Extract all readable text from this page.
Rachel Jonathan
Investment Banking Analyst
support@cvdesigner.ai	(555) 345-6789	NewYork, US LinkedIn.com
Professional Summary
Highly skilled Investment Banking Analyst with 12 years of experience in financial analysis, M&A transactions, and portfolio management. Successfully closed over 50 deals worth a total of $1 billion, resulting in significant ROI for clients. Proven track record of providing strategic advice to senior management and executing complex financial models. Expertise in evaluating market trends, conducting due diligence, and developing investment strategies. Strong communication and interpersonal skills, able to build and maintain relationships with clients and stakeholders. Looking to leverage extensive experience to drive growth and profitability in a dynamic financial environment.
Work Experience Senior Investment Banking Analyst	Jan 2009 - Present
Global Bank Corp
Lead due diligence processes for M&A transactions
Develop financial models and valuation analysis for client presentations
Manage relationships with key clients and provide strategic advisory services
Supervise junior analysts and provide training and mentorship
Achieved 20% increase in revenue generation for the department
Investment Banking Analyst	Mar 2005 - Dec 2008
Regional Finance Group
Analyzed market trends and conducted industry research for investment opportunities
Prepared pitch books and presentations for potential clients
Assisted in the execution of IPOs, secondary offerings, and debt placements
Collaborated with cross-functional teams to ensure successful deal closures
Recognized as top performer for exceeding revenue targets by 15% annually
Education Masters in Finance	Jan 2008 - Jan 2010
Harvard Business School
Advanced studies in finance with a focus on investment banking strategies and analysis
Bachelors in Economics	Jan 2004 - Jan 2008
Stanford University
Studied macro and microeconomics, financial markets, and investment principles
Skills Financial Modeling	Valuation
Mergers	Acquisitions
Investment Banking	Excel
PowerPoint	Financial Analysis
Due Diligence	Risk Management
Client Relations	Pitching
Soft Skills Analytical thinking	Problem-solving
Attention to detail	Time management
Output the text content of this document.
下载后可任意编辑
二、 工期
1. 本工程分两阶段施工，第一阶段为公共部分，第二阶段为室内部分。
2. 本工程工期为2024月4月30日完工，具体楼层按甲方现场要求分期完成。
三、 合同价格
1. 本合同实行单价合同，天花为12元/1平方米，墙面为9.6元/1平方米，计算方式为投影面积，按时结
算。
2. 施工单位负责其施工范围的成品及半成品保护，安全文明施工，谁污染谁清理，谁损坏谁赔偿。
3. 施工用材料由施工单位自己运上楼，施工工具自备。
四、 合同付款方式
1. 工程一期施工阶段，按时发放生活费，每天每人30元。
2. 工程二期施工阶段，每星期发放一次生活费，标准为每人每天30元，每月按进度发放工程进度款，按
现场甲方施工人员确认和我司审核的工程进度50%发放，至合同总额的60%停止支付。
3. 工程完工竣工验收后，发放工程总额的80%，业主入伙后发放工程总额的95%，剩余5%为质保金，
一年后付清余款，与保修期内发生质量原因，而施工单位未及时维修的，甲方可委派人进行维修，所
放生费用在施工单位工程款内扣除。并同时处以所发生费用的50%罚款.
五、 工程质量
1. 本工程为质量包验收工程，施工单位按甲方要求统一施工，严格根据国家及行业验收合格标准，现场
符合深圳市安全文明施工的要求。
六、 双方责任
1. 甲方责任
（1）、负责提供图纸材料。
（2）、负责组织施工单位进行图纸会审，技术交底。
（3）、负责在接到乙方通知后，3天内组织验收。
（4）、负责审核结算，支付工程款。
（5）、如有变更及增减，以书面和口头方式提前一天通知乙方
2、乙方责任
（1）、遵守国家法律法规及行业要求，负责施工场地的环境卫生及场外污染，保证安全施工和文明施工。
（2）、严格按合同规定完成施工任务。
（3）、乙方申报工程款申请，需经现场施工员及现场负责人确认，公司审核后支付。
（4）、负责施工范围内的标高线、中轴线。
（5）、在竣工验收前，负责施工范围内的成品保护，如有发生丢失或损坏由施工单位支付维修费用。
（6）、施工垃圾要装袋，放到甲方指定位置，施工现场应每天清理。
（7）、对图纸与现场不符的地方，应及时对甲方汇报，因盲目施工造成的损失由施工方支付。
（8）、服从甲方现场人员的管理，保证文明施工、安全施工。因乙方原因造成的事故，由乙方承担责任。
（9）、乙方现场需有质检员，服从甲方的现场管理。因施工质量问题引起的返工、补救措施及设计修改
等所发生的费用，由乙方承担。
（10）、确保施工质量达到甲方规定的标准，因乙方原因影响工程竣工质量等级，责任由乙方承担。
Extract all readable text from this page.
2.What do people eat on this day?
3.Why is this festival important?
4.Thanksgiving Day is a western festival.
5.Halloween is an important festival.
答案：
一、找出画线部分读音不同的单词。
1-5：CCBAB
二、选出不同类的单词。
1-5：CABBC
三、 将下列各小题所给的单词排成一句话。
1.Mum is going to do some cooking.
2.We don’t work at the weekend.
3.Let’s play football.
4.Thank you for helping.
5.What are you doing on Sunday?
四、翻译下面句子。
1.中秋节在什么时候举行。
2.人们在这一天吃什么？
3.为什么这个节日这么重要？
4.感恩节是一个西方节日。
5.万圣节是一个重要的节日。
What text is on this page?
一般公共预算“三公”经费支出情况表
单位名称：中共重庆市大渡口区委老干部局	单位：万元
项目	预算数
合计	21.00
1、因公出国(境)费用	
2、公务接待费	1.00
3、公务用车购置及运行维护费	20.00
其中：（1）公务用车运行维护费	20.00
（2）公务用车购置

SHORT PROBLEM:
Give again the lines from the line holding "What text is on this page?" through the close of the listing, both included, exactly as written and with nothing else.

FINISHED TASK:
What text is on this page?
一般公共预算“三公”经费支出情况表
单位名称：中共重庆市大渡口区委老干部局	单位：万元
项目	预算数
合计	21.00
1、因公出国(境)费用	
2、公务接待费	1.00
3、公务用车购置及运行维护费	20.00
其中：（1）公务用车运行维护费	20.00
（2）公务用车购置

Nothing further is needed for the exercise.